- **Problem to work on**:
Write every record out again exactly, and keep images out of it.

- **Material to process**:
%%

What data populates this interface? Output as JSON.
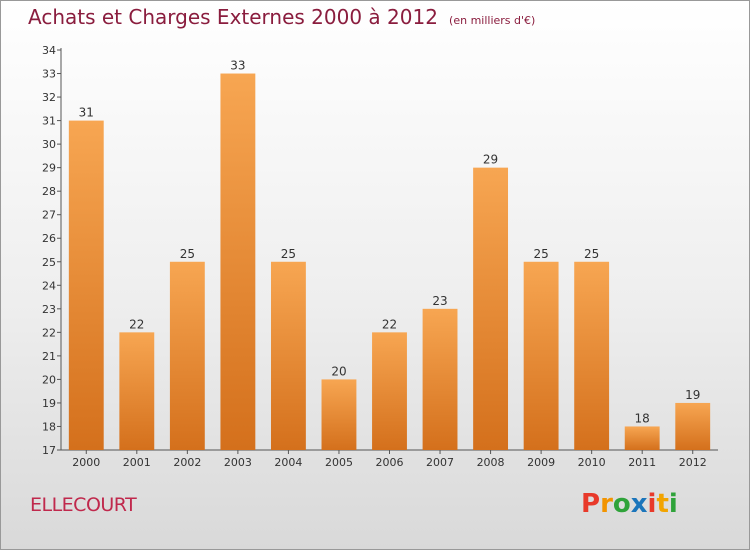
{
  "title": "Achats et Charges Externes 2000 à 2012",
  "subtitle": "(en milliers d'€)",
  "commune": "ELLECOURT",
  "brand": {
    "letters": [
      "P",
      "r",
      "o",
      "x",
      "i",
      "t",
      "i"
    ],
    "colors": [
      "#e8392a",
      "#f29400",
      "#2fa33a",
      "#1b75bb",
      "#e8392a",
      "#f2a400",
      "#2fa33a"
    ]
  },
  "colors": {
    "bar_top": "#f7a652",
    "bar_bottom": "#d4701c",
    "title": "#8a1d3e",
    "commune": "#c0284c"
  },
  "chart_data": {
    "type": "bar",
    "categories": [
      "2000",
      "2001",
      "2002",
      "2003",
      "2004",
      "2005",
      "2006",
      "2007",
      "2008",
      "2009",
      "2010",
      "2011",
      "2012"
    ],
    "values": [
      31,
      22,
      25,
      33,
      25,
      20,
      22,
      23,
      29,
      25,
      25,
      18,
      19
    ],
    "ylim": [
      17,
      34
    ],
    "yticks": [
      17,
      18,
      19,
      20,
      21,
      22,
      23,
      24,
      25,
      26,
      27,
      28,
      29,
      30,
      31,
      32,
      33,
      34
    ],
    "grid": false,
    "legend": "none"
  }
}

%%

- **Response for this exercise**:
What data populates this interface? Output as JSON.
{
  "title": "Achats et Charges Externes 2000 à 2012",
  "subtitle": "(en milliers d'€)",
  "commune": "ELLECOURT",
  "brand": {
    "letters": [
      "P",
      "r",
      "o",
      "x",
      "i",
      "t",
      "i"
    ],
    "colors": [
      "#e8392a",
      "#f29400",
      "#2fa33a",
      "#1b75bb",
      "#e8392a",
      "#f2a400",
      "#2fa33a"
    ]
  },
  "colors": {
    "bar_top": "#f7a652",
    "bar_bottom": "#d4701c",
    "title": "#8a1d3e",
    "commune": "#c0284c"
  },
  "chart_data": {
    "type": "bar",
    "categories": [
      "2000",
      "2001",
      "2002",
      "2003",
      "2004",
      "2005",
      "2006",
      "2007",
      "2008",
      "2009",
      "2010",
      "2011",
      "2012"
    ],
    "values": [
      31,
      22,
      25,
      33,
      25,
      20,
      22,
      23,
      29,
      25,
      25,
      18,
      19
    ],
    "ylim": [
      17,
      34
    ],
    "yticks": [
      17,
      18,
      19,
      20,
      21,
      22,
      23,
      24,
      25,
      26,
      27,
      28,
      29,
      30,
      31,
      32,
      33,
      34
    ],
    "grid": false,
    "legend": "none"
  }
}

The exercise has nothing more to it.